## begin MATERIAL FOR THIS EXERCISE
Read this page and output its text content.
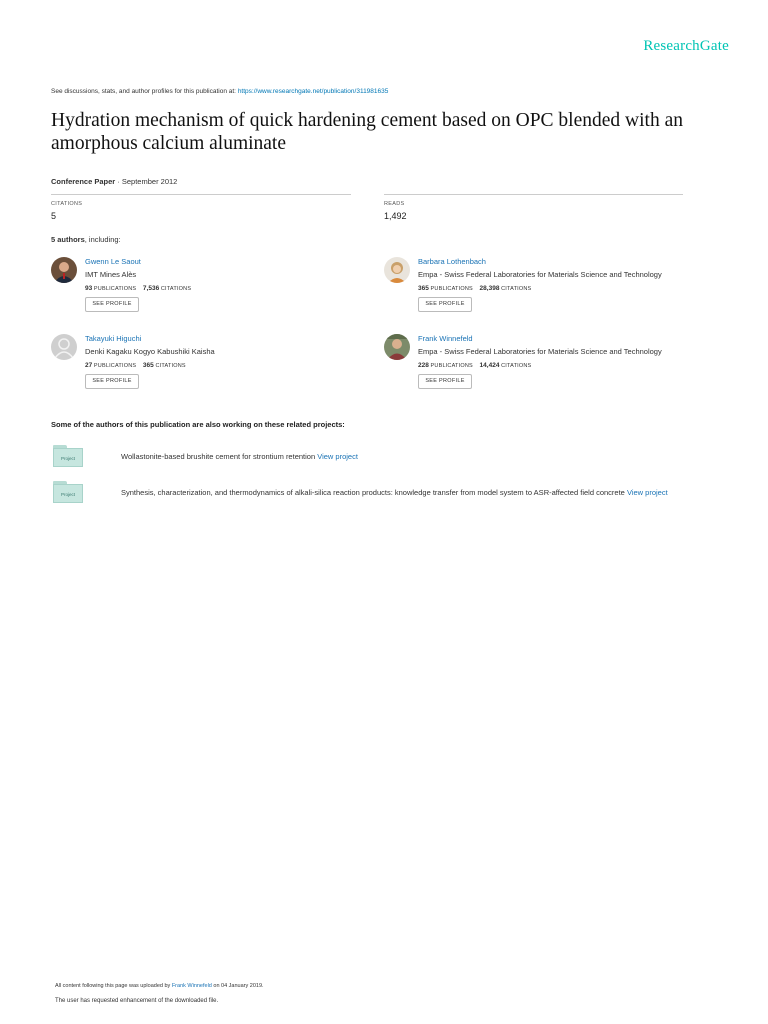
ResearchGate
See discussions, stats, and author profiles for this publication at: https://www.researchgate.net/publication/311981635
Hydration mechanism of quick hardening cement based on OPC blended with an amorphous calcium aluminate
Conference Paper · September 2012
CITATIONS
5
READS
1,492
5 authors, including:
Gwenn Le Saout
IMT Mines Alès
93 PUBLICATIONS 7,536 CITATIONS
SEE PROFILE
Barbara Lothenbach
Empa - Swiss Federal Laboratories for Materials Science and Technology
365 PUBLICATIONS 28,398 CITATIONS
SEE PROFILE
Takayuki Higuchi
Denki Kagaku Kogyo Kabushiki Kaisha
27 PUBLICATIONS 365 CITATIONS
SEE PROFILE
Frank Winnefeld
Empa - Swiss Federal Laboratories for Materials Science and Technology
228 PUBLICATIONS 14,424 CITATIONS
SEE PROFILE
Some of the authors of this publication are also working on these related projects:
Project	Wollastonite-based brushite cement for strontium retention View project
Project	Synthesis, characterization, and thermodynamics of alkali-silica reaction products: knowledge transfer from model system to ASR-affected field concrete View project
All content following this page was uploaded by Frank Winnefeld on 04 January 2019.
The user has requested enhancement of the downloaded file.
## end MATERIAL FOR THIS EXERCISE
- GOAL
With the pictures omitted, reproduce the records in full and exactly.

- FINAL ANSWER
Read this page and output its text content.
ResearchGate
See discussions, stats, and author profiles for this publication at: https://www.researchgate.net/publication/311981635
Hydration mechanism of quick hardening cement based on OPC blended with an amorphous calcium aluminate
Conference Paper · September 2012
CITATIONS
5
READS
1,492
5 authors, including:
Gwenn Le Saout
IMT Mines Alès
93 PUBLICATIONS 7,536 CITATIONS
SEE PROFILE
Barbara Lothenbach
Empa - Swiss Federal Laboratories for Materials Science and Technology
365 PUBLICATIONS 28,398 CITATIONS
SEE PROFILE
Takayuki Higuchi
Denki Kagaku Kogyo Kabushiki Kaisha
27 PUBLICATIONS 365 CITATIONS
SEE PROFILE
Frank Winnefeld
Empa - Swiss Federal Laboratories for Materials Science and Technology
228 PUBLICATIONS 14,424 CITATIONS
SEE PROFILE
Some of the authors of this publication are also working on these related projects:
Project	Wollastonite-based brushite cement for strontium retention View project
Project	Synthesis, characterization, and thermodynamics of alkali-silica reaction products: knowledge transfer from model system to ASR-affected field concrete View project
All content following this page was uploaded by Frank Winnefeld on 04 January 2019.
The user has requested enhancement of the downloaded file.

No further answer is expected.